>> begin SUPPLIED DATA

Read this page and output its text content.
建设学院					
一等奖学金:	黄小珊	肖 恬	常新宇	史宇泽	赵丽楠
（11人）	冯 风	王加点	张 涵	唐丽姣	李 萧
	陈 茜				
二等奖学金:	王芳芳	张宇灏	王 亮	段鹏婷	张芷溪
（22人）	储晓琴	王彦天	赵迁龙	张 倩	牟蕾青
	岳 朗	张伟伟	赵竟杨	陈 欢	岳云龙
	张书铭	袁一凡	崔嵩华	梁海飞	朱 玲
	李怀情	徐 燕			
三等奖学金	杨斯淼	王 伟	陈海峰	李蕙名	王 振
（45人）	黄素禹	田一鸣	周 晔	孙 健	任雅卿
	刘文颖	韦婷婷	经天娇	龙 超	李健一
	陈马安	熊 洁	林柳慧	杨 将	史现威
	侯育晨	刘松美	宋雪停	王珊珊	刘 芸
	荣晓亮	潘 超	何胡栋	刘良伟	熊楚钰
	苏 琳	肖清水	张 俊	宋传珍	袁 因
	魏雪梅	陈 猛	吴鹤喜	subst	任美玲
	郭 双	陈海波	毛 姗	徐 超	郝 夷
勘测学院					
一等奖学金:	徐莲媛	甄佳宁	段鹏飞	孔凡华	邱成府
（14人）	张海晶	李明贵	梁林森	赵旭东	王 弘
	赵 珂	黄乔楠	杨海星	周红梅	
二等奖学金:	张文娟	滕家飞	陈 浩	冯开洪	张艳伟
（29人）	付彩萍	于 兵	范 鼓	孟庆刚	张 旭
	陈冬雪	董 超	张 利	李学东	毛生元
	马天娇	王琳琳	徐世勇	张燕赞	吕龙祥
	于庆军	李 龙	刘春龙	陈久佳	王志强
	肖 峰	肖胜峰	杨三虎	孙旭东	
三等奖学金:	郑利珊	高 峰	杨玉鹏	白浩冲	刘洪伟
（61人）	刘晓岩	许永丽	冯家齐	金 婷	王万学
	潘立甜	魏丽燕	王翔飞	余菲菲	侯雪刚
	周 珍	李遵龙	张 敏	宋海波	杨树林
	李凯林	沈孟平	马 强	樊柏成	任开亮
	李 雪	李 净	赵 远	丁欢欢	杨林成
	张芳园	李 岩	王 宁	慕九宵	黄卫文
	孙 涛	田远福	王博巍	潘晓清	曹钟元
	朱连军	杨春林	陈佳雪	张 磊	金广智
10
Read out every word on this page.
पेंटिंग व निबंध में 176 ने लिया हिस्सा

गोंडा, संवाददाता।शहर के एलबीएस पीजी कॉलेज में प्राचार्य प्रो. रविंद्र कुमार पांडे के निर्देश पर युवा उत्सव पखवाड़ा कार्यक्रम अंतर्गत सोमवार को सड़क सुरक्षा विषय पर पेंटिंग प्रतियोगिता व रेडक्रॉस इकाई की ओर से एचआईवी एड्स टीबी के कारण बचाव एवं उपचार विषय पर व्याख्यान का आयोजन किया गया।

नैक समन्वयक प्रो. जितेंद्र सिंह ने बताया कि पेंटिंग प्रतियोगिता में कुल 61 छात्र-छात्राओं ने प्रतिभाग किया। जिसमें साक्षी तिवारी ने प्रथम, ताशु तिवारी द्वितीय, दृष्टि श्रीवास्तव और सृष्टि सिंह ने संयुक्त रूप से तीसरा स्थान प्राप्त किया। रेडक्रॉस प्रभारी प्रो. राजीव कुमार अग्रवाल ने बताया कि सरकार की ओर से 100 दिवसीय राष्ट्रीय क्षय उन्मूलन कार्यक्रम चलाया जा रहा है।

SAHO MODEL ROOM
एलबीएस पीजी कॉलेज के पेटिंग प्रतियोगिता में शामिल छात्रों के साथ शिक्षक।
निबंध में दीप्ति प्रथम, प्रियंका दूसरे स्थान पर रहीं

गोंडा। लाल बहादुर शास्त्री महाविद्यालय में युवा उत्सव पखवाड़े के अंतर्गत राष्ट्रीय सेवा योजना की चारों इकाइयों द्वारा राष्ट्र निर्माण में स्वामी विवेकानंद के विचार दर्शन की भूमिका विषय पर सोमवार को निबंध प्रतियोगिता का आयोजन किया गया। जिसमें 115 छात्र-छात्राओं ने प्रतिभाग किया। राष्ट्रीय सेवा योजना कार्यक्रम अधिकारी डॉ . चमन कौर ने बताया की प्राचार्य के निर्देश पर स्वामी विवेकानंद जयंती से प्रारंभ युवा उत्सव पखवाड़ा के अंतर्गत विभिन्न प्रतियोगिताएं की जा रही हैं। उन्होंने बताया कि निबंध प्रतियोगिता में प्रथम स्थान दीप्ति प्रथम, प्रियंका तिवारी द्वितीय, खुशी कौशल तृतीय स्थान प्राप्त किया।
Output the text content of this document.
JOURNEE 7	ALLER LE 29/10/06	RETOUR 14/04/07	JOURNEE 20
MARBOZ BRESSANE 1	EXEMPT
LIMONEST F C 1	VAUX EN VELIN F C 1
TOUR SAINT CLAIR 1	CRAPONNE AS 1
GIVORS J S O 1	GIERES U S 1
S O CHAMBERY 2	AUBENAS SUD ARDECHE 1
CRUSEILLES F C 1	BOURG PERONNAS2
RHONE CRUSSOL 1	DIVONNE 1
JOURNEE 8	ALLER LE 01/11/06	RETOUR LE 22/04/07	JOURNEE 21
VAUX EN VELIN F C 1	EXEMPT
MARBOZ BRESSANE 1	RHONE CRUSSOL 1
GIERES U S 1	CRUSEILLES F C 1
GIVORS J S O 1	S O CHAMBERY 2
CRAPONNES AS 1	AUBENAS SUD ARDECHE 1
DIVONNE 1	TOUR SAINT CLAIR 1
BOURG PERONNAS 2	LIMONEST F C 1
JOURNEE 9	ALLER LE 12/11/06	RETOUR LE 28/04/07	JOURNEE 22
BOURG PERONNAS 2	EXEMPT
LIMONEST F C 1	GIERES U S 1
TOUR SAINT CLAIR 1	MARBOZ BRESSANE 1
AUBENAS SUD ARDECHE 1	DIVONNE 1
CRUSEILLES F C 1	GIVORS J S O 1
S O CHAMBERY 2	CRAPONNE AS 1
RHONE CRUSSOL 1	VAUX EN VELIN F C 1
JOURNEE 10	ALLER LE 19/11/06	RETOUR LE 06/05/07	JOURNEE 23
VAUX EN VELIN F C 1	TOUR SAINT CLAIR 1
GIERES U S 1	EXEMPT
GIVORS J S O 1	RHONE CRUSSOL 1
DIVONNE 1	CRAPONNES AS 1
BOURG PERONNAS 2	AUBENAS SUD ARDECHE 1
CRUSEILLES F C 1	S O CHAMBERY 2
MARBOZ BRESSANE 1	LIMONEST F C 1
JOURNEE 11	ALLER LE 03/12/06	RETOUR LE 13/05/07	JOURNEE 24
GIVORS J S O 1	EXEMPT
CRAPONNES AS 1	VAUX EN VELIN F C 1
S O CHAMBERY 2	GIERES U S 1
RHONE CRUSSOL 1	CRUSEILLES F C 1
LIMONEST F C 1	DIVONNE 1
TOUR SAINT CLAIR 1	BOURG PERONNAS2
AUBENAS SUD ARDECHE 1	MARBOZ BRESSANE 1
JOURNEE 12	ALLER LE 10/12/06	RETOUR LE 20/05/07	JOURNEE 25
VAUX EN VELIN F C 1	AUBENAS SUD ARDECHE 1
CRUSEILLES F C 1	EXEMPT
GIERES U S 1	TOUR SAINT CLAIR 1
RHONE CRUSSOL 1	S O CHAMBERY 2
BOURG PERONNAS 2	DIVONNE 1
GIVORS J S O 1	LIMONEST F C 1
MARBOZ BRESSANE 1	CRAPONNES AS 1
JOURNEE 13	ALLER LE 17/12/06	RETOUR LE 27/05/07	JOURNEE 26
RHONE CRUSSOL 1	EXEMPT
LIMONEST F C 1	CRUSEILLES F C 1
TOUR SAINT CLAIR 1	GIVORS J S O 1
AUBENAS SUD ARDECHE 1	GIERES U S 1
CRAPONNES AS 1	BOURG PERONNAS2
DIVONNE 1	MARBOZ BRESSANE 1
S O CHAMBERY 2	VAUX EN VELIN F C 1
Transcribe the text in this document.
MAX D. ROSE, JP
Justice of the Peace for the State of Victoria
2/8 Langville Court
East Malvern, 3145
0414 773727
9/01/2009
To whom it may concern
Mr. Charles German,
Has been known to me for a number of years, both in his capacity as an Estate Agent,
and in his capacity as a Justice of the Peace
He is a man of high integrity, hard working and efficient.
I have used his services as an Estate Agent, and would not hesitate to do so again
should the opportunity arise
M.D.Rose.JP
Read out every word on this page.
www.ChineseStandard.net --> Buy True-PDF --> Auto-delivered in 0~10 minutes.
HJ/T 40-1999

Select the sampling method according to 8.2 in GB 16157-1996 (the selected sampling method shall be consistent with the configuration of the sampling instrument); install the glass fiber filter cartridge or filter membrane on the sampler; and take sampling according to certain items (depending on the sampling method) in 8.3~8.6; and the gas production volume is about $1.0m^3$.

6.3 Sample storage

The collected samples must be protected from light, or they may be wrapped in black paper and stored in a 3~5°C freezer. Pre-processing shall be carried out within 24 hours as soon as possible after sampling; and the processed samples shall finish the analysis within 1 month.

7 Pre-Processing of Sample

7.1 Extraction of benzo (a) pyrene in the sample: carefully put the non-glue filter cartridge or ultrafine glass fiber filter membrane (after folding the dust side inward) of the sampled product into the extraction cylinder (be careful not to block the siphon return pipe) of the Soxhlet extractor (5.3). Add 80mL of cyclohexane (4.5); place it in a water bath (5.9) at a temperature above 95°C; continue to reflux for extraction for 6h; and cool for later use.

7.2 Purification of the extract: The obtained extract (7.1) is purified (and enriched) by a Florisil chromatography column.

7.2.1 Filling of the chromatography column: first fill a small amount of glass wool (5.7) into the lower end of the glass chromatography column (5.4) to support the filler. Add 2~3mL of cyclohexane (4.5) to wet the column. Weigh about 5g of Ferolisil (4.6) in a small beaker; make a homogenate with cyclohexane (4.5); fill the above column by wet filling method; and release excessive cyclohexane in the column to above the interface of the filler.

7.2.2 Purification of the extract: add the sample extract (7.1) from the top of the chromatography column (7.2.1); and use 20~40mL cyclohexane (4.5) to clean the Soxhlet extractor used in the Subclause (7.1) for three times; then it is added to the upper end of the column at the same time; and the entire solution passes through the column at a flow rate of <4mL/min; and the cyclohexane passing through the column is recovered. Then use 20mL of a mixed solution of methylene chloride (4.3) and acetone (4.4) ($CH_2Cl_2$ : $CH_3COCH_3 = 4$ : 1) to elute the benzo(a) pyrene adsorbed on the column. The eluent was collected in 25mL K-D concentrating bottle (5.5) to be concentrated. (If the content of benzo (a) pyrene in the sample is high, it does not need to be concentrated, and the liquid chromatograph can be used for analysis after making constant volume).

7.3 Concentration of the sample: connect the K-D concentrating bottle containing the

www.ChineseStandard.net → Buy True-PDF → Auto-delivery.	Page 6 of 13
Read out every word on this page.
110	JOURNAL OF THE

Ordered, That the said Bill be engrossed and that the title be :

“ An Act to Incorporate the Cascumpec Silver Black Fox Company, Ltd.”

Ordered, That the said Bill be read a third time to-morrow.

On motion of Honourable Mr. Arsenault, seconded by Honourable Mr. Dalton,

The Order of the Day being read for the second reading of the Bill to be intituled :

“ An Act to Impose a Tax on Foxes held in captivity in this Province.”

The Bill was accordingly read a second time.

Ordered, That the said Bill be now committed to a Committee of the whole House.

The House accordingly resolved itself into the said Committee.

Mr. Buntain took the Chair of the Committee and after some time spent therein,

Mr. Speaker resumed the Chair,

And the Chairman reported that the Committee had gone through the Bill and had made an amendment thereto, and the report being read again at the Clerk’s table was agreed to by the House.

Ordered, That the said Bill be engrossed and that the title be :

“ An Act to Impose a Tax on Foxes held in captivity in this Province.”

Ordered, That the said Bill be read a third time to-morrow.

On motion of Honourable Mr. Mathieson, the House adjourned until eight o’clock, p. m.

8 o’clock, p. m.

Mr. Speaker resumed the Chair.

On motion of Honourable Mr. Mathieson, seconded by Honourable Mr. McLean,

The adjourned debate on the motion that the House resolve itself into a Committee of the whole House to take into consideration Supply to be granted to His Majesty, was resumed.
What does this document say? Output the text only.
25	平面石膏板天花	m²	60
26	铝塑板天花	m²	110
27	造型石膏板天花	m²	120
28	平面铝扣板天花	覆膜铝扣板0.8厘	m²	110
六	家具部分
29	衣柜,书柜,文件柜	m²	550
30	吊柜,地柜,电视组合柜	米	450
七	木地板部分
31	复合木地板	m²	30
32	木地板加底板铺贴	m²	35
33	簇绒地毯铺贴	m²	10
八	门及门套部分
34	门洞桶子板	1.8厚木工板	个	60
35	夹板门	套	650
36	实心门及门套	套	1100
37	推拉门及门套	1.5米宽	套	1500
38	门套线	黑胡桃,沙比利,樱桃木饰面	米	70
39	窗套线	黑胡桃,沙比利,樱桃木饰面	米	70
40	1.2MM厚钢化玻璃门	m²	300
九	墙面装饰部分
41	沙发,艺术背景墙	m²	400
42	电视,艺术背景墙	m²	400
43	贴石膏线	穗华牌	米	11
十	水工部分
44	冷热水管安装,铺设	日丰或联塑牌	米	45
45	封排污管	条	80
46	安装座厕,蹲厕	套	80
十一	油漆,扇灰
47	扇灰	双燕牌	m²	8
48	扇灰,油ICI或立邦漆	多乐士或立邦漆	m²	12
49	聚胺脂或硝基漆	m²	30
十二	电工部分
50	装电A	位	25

>> end SUPPLIED DATA

### [TO BE DONE]
Identify each line of the material where the word "DIVONNE" shows up, and copy it.

### [RESPONSE FOR THIS EXERCISE]
RHONE CRUSSOL 1	DIVONNE 1
DIVONNE 1	TOUR SAINT CLAIR 1
AUBENAS SUD ARDECHE 1	DIVONNE 1
DIVONNE 1	CRAPONNES AS 1
LIMONEST F C 1	DIVONNE 1
BOURG PERONNAS 2	DIVONNE 1
DIVONNE 1	MARBOZ BRESSANE 1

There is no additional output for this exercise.